• **TASK DESCRIPTION**:
State how many lines of the records contain the string "text", and give no other information.
──────── DATA ENTRIES
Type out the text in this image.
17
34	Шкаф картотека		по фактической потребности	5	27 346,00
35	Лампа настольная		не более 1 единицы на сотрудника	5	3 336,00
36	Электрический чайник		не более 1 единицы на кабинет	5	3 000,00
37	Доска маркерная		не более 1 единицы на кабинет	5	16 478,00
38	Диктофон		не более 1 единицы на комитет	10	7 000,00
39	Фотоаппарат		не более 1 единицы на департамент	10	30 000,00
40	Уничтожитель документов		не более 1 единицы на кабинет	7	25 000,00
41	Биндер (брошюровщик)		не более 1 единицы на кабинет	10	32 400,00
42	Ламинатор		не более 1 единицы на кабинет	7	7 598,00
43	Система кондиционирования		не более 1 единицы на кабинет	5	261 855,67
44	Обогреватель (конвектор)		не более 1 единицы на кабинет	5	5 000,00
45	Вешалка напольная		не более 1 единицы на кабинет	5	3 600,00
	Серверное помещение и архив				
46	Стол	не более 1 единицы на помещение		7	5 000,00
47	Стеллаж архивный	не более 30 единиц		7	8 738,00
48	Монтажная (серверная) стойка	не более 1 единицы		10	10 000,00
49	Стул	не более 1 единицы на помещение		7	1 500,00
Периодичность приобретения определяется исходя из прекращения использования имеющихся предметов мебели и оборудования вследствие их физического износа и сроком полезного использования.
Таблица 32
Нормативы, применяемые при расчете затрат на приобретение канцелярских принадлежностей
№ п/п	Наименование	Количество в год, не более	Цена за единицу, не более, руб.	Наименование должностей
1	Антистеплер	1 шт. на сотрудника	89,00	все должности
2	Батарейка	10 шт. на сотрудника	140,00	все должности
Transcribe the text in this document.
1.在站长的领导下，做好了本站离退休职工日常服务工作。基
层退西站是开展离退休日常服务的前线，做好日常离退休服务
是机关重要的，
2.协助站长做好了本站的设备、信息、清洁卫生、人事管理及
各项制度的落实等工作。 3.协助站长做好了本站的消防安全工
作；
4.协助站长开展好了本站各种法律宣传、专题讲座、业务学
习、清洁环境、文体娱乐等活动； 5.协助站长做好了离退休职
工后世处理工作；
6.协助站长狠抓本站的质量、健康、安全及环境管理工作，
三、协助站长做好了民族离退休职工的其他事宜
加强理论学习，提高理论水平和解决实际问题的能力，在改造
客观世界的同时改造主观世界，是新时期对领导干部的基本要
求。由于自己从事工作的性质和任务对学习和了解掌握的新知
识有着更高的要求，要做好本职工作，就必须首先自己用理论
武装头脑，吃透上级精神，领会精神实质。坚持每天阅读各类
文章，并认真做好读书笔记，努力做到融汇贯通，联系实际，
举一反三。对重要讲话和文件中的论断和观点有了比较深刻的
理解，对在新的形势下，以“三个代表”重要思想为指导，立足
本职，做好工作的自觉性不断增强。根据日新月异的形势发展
────────────────
• **ANSWER IN FULL**:
2